- WRITTEN TASK
Search the data below for the word "streets" and copy each line that holds it.
## START RECORDS SHOWN
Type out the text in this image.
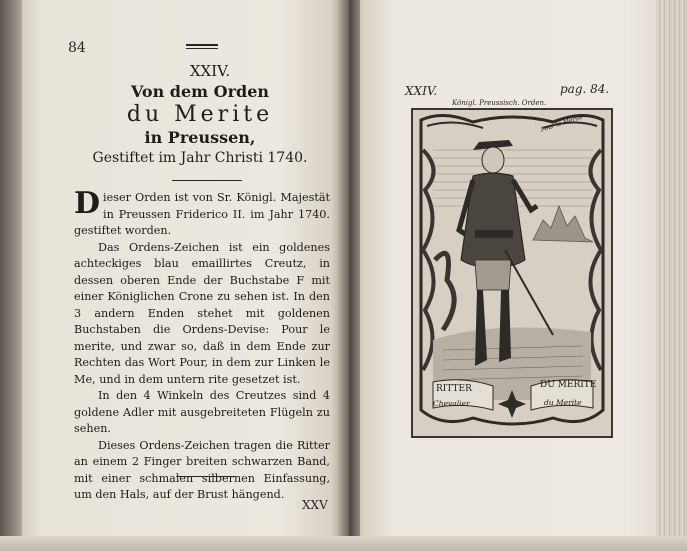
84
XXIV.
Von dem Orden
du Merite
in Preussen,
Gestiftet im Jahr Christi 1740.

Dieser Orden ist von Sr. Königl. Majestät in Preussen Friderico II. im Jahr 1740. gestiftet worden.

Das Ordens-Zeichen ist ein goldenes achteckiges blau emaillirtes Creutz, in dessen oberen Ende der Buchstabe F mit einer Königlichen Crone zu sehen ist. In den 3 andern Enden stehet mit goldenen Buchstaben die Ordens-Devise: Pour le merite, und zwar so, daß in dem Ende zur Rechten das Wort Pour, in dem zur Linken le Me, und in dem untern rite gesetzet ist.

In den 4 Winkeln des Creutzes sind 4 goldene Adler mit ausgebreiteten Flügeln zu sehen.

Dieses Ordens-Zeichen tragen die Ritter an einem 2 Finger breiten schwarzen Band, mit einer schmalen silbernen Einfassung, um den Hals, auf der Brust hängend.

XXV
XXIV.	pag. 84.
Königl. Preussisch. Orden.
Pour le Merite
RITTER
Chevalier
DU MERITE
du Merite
## END RECORDS SHOWN
## START RECORDS SHOWN
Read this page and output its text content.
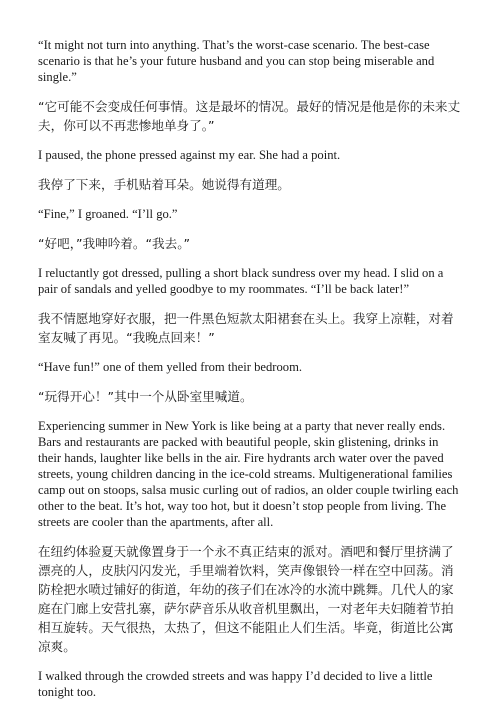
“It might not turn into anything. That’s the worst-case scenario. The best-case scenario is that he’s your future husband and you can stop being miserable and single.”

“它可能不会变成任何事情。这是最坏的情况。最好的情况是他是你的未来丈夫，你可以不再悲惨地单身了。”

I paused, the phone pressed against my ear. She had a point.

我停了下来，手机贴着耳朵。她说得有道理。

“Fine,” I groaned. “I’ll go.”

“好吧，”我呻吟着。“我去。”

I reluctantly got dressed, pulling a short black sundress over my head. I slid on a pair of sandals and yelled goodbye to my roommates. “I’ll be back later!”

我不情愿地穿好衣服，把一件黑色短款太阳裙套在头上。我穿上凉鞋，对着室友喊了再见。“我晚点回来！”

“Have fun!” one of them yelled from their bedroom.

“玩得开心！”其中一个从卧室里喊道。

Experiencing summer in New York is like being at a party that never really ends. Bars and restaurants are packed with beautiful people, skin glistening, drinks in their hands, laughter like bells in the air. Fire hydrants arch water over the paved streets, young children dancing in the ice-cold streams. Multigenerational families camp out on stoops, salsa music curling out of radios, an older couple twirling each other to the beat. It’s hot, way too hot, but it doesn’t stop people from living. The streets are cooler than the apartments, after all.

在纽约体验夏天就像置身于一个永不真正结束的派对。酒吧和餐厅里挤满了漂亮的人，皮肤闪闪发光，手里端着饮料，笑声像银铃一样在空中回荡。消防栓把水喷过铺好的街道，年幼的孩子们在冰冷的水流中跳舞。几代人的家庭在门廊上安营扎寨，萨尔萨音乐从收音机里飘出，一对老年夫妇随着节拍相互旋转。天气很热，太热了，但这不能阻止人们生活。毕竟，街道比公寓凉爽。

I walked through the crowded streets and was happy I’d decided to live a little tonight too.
## END RECORDS SHOWN
- CORRECT OUTPUT
Experiencing summer in New York is like being at a party that never really ends. Bars and restaurants are packed with beautiful people, skin glistening, drinks in their hands, laughter like bells in the air. Fire hydrants arch water over the paved streets, young children dancing in the ice-cold streams. Multigenerational families camp out on stoops, salsa music curling out of radios, an older couple twirling each other to the beat. It’s hot, way too hot, but it doesn’t stop people from living. The streets are cooler than the apartments, after all.
I walked through the crowded streets and was happy I’d decided to live a little tonight too.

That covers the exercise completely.